• _LISTED RECORDS_:
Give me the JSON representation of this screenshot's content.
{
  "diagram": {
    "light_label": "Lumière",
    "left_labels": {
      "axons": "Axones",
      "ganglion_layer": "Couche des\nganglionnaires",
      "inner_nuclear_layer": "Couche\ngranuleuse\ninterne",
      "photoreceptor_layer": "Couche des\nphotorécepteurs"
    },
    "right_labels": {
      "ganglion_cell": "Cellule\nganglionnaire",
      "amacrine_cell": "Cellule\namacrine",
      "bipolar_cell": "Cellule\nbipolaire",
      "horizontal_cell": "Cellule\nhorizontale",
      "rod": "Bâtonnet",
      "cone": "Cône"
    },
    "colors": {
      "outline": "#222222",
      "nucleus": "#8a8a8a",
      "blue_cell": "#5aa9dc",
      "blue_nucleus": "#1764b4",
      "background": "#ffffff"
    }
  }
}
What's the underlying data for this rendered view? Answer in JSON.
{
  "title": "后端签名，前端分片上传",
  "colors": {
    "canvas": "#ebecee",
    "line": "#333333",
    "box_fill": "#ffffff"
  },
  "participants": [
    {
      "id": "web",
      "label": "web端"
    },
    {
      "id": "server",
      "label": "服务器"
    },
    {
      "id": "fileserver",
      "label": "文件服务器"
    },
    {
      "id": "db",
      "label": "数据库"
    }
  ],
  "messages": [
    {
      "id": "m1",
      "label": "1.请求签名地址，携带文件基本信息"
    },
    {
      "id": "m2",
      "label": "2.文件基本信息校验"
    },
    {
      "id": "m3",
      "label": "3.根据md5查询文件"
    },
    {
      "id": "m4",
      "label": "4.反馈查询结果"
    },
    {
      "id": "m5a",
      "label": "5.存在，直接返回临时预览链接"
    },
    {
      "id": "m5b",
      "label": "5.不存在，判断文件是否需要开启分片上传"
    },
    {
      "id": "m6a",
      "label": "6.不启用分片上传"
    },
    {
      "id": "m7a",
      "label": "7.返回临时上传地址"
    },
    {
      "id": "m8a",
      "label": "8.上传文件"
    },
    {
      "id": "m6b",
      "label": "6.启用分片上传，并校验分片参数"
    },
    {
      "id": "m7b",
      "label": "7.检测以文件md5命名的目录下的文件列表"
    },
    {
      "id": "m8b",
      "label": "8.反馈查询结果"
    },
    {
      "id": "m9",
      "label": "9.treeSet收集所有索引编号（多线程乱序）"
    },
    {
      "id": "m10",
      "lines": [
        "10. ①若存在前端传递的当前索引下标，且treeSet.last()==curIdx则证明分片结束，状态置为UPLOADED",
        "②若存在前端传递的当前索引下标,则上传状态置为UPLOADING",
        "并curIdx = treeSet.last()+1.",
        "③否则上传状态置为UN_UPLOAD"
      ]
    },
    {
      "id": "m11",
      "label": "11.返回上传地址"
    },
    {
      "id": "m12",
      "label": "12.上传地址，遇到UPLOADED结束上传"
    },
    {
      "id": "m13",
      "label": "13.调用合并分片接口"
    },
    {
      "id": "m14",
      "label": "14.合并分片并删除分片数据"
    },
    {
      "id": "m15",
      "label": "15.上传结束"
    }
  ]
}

• _WORK REQUIRED_: Find the string "Cellule" in the records, then copy each line where it occurs.

• _PROBLEM SOLUTION_:
      "ganglion_cell": "Cellule\nganglionnaire",
      "amacrine_cell": "Cellule\namacrine",
      "bipolar_cell": "Cellule\nbipolaire",
      "horizontal_cell": "Cellule\nhorizontale",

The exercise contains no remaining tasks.